◆ **What is asked**
Could you extract every entry below and reproduce it exactly?
↓↓↓
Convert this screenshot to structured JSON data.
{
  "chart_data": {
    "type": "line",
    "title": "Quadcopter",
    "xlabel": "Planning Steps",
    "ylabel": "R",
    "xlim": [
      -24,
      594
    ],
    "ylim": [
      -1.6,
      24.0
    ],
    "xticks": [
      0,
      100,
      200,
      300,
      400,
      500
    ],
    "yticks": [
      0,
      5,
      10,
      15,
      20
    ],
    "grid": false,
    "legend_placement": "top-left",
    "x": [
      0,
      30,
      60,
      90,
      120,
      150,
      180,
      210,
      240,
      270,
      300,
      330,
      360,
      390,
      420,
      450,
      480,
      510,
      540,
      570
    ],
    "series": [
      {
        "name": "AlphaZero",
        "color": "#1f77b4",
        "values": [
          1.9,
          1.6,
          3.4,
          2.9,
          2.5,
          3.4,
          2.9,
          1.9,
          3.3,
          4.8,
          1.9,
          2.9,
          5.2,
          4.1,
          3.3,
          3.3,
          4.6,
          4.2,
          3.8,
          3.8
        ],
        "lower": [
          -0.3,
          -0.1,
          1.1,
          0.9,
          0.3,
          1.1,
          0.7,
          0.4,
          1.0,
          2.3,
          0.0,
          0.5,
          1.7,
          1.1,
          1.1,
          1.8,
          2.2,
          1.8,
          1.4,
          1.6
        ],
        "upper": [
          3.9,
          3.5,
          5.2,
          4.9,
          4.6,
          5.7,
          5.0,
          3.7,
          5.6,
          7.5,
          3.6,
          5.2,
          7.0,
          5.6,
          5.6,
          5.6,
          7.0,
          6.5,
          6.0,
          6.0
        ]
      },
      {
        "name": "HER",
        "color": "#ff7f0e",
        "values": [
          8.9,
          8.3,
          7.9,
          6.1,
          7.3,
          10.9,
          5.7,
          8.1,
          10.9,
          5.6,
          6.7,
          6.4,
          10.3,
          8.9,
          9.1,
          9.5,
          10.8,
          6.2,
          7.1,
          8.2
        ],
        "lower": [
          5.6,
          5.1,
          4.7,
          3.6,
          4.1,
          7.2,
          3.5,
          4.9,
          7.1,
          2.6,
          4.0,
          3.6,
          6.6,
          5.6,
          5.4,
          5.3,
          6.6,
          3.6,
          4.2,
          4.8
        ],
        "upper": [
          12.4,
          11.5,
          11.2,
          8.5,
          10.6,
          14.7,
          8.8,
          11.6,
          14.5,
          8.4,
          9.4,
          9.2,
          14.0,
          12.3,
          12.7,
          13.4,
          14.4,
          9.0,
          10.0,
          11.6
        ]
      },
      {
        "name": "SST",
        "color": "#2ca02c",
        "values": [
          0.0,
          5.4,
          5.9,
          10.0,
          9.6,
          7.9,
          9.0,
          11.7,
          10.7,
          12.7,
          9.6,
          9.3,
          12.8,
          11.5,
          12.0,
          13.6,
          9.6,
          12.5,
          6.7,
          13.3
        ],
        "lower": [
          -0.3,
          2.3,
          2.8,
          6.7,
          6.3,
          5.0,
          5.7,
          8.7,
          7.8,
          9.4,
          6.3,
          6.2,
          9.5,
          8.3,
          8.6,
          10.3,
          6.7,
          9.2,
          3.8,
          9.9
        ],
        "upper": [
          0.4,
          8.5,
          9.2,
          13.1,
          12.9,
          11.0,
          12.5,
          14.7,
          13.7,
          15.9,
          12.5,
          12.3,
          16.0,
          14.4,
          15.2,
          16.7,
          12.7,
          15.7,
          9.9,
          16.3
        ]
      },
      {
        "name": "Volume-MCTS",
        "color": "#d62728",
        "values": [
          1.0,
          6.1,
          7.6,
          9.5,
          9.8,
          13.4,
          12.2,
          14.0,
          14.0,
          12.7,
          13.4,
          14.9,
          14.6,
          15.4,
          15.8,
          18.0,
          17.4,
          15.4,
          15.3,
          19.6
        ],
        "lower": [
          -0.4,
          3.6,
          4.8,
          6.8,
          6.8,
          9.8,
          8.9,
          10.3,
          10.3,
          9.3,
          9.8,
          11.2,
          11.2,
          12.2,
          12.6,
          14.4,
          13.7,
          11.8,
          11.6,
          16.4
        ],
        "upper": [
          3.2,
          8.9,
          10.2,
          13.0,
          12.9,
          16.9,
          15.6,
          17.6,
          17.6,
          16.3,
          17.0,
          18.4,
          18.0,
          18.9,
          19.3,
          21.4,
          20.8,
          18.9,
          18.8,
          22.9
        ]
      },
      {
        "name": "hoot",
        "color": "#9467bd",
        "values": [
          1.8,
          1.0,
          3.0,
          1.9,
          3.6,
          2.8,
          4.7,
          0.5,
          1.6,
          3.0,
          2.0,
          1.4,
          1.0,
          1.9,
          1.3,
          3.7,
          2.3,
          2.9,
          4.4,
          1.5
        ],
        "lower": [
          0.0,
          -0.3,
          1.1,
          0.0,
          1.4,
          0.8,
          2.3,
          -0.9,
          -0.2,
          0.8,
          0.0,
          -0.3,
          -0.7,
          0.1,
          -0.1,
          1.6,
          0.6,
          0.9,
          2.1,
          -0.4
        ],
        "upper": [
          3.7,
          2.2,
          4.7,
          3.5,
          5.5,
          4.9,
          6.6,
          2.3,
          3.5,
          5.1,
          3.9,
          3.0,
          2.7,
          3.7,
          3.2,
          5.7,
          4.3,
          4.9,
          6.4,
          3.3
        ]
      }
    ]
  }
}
↑↑↑
◆ **Exercise answer**
Convert this screenshot to structured JSON data.
{
  "chart_data": {
    "type": "line",
    "title": "Quadcopter",
    "xlabel": "Planning Steps",
    "ylabel": "R",
    "xlim": [
      -24,
      594
    ],
    "ylim": [
      -1.6,
      24.0
    ],
    "xticks": [
      0,
      100,
      200,
      300,
      400,
      500
    ],
    "yticks": [
      0,
      5,
      10,
      15,
      20
    ],
    "grid": false,
    "legend_placement": "top-left",
    "x": [
      0,
      30,
      60,
      90,
      120,
      150,
      180,
      210,
      240,
      270,
      300,
      330,
      360,
      390,
      420,
      450,
      480,
      510,
      540,
      570
    ],
    "series": [
      {
        "name": "AlphaZero",
        "color": "#1f77b4",
        "values": [
          1.9,
          1.6,
          3.4,
          2.9,
          2.5,
          3.4,
          2.9,
          1.9,
          3.3,
          4.8,
          1.9,
          2.9,
          5.2,
          4.1,
          3.3,
          3.3,
          4.6,
          4.2,
          3.8,
          3.8
        ],
        "lower": [
          -0.3,
          -0.1,
          1.1,
          0.9,
          0.3,
          1.1,
          0.7,
          0.4,
          1.0,
          2.3,
          0.0,
          0.5,
          1.7,
          1.1,
          1.1,
          1.8,
          2.2,
          1.8,
          1.4,
          1.6
        ],
        "upper": [
          3.9,
          3.5,
          5.2,
          4.9,
          4.6,
          5.7,
          5.0,
          3.7,
          5.6,
          7.5,
          3.6,
          5.2,
          7.0,
          5.6,
          5.6,
          5.6,
          7.0,
          6.5,
          6.0,
          6.0
        ]
      },
      {
        "name": "HER",
        "color": "#ff7f0e",
        "values": [
          8.9,
          8.3,
          7.9,
          6.1,
          7.3,
          10.9,
          5.7,
          8.1,
          10.9,
          5.6,
          6.7,
          6.4,
          10.3,
          8.9,
          9.1,
          9.5,
          10.8,
          6.2,
          7.1,
          8.2
        ],
        "lower": [
          5.6,
          5.1,
          4.7,
          3.6,
          4.1,
          7.2,
          3.5,
          4.9,
          7.1,
          2.6,
          4.0,
          3.6,
          6.6,
          5.6,
          5.4,
          5.3,
          6.6,
          3.6,
          4.2,
          4.8
        ],
        "upper": [
          12.4,
          11.5,
          11.2,
          8.5,
          10.6,
          14.7,
          8.8,
          11.6,
          14.5,
          8.4,
          9.4,
          9.2,
          14.0,
          12.3,
          12.7,
          13.4,
          14.4,
          9.0,
          10.0,
          11.6
        ]
      },
      {
        "name": "SST",
        "color": "#2ca02c",
        "values": [
          0.0,
          5.4,
          5.9,
          10.0,
          9.6,
          7.9,
          9.0,
          11.7,
          10.7,
          12.7,
          9.6,
          9.3,
          12.8,
          11.5,
          12.0,
          13.6,
          9.6,
          12.5,
          6.7,
          13.3
        ],
        "lower": [
          -0.3,
          2.3,
          2.8,
          6.7,
          6.3,
          5.0,
          5.7,
          8.7,
          7.8,
          9.4,
          6.3,
          6.2,
          9.5,
          8.3,
          8.6,
          10.3,
          6.7,
          9.2,
          3.8,
          9.9
        ],
        "upper": [
          0.4,
          8.5,
          9.2,
          13.1,
          12.9,
          11.0,
          12.5,
          14.7,
          13.7,
          15.9,
          12.5,
          12.3,
          16.0,
          14.4,
          15.2,
          16.7,
          12.7,
          15.7,
          9.9,
          16.3
        ]
      },
      {
        "name": "Volume-MCTS",
        "color": "#d62728",
        "values": [
          1.0,
          6.1,
          7.6,
          9.5,
          9.8,
          13.4,
          12.2,
          14.0,
          14.0,
          12.7,
          13.4,
          14.9,
          14.6,
          15.4,
          15.8,
          18.0,
          17.4,
          15.4,
          15.3,
          19.6
        ],
        "lower": [
          -0.4,
          3.6,
          4.8,
          6.8,
          6.8,
          9.8,
          8.9,
          10.3,
          10.3,
          9.3,
          9.8,
          11.2,
          11.2,
          12.2,
          12.6,
          14.4,
          13.7,
          11.8,
          11.6,
          16.4
        ],
        "upper": [
          3.2,
          8.9,
          10.2,
          13.0,
          12.9,
          16.9,
          15.6,
          17.6,
          17.6,
          16.3,
          17.0,
          18.4,
          18.0,
          18.9,
          19.3,
          21.4,
          20.8,
          18.9,
          18.8,
          22.9
        ]
      },
      {
        "name": "hoot",
        "color": "#9467bd",
        "values": [
          1.8,
          1.0,
          3.0,
          1.9,
          3.6,
          2.8,
          4.7,
          0.5,
          1.6,
          3.0,
          2.0,
          1.4,
          1.0,
          1.9,
          1.3,
          3.7,
          2.3,
          2.9,
          4.4,
          1.5
        ],
        "lower": [
          0.0,
          -0.3,
          1.1,
          0.0,
          1.4,
          0.8,
          2.3,
          -0.9,
          -0.2,
          0.8,
          0.0,
          -0.3,
          -0.7,
          0.1,
          -0.1,
          1.6,
          0.6,
          0.9,
          2.1,
          -0.4
        ],
        "upper": [
          3.7,
          2.2,
          4.7,
          3.5,
          5.5,
          4.9,
          6.6,
          2.3,
          3.5,
          5.1,
          3.9,
          3.0,
          2.7,
          3.7,
          3.2,
          5.7,
          4.3,
          4.9,
          6.4,
          3.3
        ]
      }
    ]
  }
}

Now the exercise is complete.